--- start of DATA LISTING ---

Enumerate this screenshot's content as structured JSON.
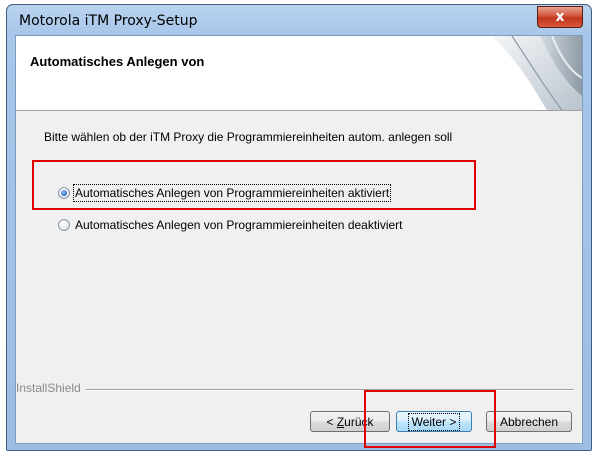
{
  "window": {
    "title": "Motorola iTM Proxy-Setup",
    "close_glyph": "x"
  },
  "banner": {
    "title": "Automatisches Anlegen von"
  },
  "instruction": "Bitte wählen ob der iTM Proxy die Programmiereinheiten autom. anlegen soll",
  "options": [
    {
      "label": "Automatisches Anlegen von Programmiereinheiten aktiviert",
      "selected": true
    },
    {
      "label": "Automatisches Anlegen von Programmiereinheiten deaktiviert",
      "selected": false
    }
  ],
  "footer": {
    "brand": "InstallShield"
  },
  "buttons": {
    "back_prefix": "< ",
    "back_mnemonic": "Z",
    "back_rest": "urück",
    "next": "Weiter >",
    "cancel": "Abbrechen"
  },
  "colors": {
    "highlight": "#e00000",
    "client_bg": "#f0f0f0"
  }
}
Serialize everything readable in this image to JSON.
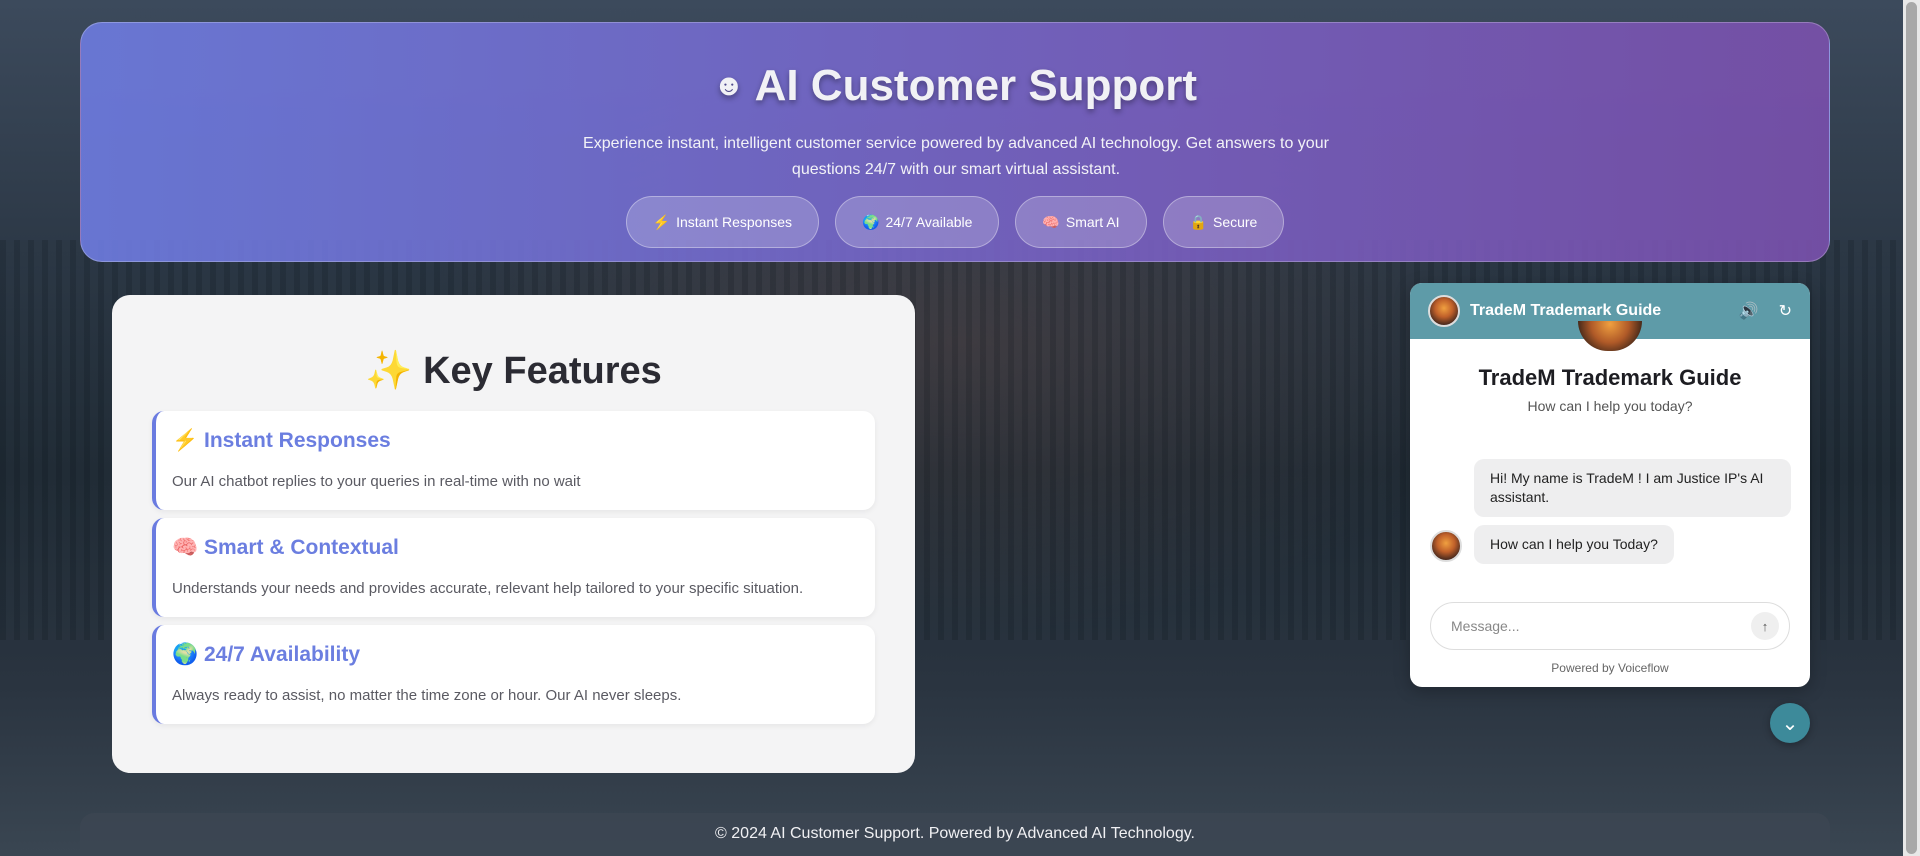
{
  "hero": {
    "icon": "robot-icon",
    "title": "AI Customer Support",
    "subtitle": "Experience instant, intelligent customer service powered by advanced AI technology. Get answers to your questions 24/7 with our smart virtual assistant.",
    "pills": [
      {
        "icon": "lightning-icon",
        "glyph": "⚡",
        "label": "Instant Responses"
      },
      {
        "icon": "globe-icon",
        "glyph": "🌍",
        "label": "24/7 Available"
      },
      {
        "icon": "brain-icon",
        "glyph": "🧠",
        "label": "Smart AI"
      },
      {
        "icon": "lock-icon",
        "glyph": "🔒",
        "label": "Secure"
      }
    ]
  },
  "features": {
    "title": "✨ Key Features",
    "items": [
      {
        "title": "⚡ Instant Responses",
        "desc": "Our AI chatbot replies to your queries in real-time with no wait"
      },
      {
        "title": "🧠 Smart & Contextual",
        "desc": "Understands your needs and provides accurate, relevant help tailored to your specific situation."
      },
      {
        "title": "🌍 24/7 Availability",
        "desc": "Always ready to assist, no matter the time zone or hour. Our AI never sleeps."
      }
    ]
  },
  "chat": {
    "header_name": "TradeM Trademark Guide",
    "title": "TradeM Trademark Guide",
    "subtitle": "How can I help you today?",
    "messages": [
      "Hi! My name is TradeM ! I am Justice IP's AI assistant.",
      "How can I help you Today?"
    ],
    "input_placeholder": "Message...",
    "powered_by": "Powered by Voiceflow",
    "colors": {
      "header": "#5e9ba8",
      "collapse_button": "#3d8a9a"
    }
  },
  "footer": {
    "text": "© 2024 AI Customer Support. Powered by Advanced AI Technology."
  }
}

--- end of DATA LISTING ---

### REQUIRED WORK
Reproduce each record from above exactly; pictures do not belong in the copy.

### FINAL ANSWER
Enumerate this screenshot's content as structured JSON.
{
  "window": {
    "title": "Motorola iTM Proxy-Setup",
    "close_glyph": "x"
  },
  "banner": {
    "title": "Automatisches Anlegen von"
  },
  "instruction": "Bitte wählen ob der iTM Proxy die Programmiereinheiten autom. anlegen soll",
  "options": [
    {
      "label": "Automatisches Anlegen von Programmiereinheiten aktiviert",
      "selected": true
    },
    {
      "label": "Automatisches Anlegen von Programmiereinheiten deaktiviert",
      "selected": false
    }
  ],
  "footer": {
    "brand": "InstallShield"
  },
  "buttons": {
    "back_prefix": "< ",
    "back_mnemonic": "Z",
    "back_rest": "urück",
    "next": "Weiter >",
    "cancel": "Abbrechen"
  },
  "colors": {
    "highlight": "#e00000",
    "client_bg": "#f0f0f0"
  }
}
Serialize everything readable in this image to JSON.
{
  "hero": {
    "icon": "robot-icon",
    "title": "AI Customer Support",
    "subtitle": "Experience instant, intelligent customer service powered by advanced AI technology. Get answers to your questions 24/7 with our smart virtual assistant.",
    "pills": [
      {
        "icon": "lightning-icon",
        "glyph": "⚡",
        "label": "Instant Responses"
      },
      {
        "icon": "globe-icon",
        "glyph": "🌍",
        "label": "24/7 Available"
      },
      {
        "icon": "brain-icon",
        "glyph": "🧠",
        "label": "Smart AI"
      },
      {
        "icon": "lock-icon",
        "glyph": "🔒",
        "label": "Secure"
      }
    ]
  },
  "features": {
    "title": "✨ Key Features",
    "items": [
      {
        "title": "⚡ Instant Responses",
        "desc": "Our AI chatbot replies to your queries in real-time with no wait"
      },
      {
        "title": "🧠 Smart & Contextual",
        "desc": "Understands your needs and provides accurate, relevant help tailored to your specific situation."
      },
      {
        "title": "🌍 24/7 Availability",
        "desc": "Always ready to assist, no matter the time zone or hour. Our AI never sleeps."
      }
    ]
  },
  "chat": {
    "header_name": "TradeM Trademark Guide",
    "title": "TradeM Trademark Guide",
    "subtitle": "How can I help you today?",
    "messages": [
      "Hi! My name is TradeM ! I am Justice IP's AI assistant.",
      "How can I help you Today?"
    ],
    "input_placeholder": "Message...",
    "powered_by": "Powered by Voiceflow",
    "colors": {
      "header": "#5e9ba8",
      "collapse_button": "#3d8a9a"
    }
  },
  "footer": {
    "text": "© 2024 AI Customer Support. Powered by Advanced AI Technology."
  }
}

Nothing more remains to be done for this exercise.